**Records for the task**:
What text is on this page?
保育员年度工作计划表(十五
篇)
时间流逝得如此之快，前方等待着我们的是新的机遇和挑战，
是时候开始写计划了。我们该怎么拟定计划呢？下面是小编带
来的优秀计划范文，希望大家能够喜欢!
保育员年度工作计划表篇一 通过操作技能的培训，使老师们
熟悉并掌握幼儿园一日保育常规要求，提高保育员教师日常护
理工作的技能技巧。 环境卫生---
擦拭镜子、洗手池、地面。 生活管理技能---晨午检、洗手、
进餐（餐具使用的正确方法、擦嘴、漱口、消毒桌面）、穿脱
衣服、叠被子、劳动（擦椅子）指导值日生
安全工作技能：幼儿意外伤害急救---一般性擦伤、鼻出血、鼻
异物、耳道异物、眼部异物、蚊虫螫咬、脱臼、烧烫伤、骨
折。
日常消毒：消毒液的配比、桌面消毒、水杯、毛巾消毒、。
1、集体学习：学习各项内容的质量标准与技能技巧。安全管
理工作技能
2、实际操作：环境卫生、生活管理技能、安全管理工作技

**Aim**: Report the number of lines in the entries above that include the word "生活管理技能" and add nothing to it.

**Full solution**: 2